* START SUPPLIED RECORDS *

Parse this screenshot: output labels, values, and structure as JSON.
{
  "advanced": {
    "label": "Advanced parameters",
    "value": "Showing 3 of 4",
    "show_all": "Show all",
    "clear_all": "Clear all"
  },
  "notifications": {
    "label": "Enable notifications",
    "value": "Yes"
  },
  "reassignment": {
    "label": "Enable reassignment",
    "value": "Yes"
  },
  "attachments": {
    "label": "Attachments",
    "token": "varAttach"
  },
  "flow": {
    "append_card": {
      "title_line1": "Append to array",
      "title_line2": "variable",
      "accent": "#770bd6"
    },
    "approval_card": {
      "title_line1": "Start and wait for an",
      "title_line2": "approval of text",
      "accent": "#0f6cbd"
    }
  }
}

* END SUPPLIED RECORDS *

STATED EXERCISE |
Give the material above again, word for word.

TASK SOLUTION |
Parse this screenshot: output labels, values, and structure as JSON.
{
  "advanced": {
    "label": "Advanced parameters",
    "value": "Showing 3 of 4",
    "show_all": "Show all",
    "clear_all": "Clear all"
  },
  "notifications": {
    "label": "Enable notifications",
    "value": "Yes"
  },
  "reassignment": {
    "label": "Enable reassignment",
    "value": "Yes"
  },
  "attachments": {
    "label": "Attachments",
    "token": "varAttach"
  },
  "flow": {
    "append_card": {
      "title_line1": "Append to array",
      "title_line2": "variable",
      "accent": "#770bd6"
    },
    "approval_card": {
      "title_line1": "Start and wait for an",
      "title_line2": "approval of text",
      "accent": "#0f6cbd"
    }
  }
}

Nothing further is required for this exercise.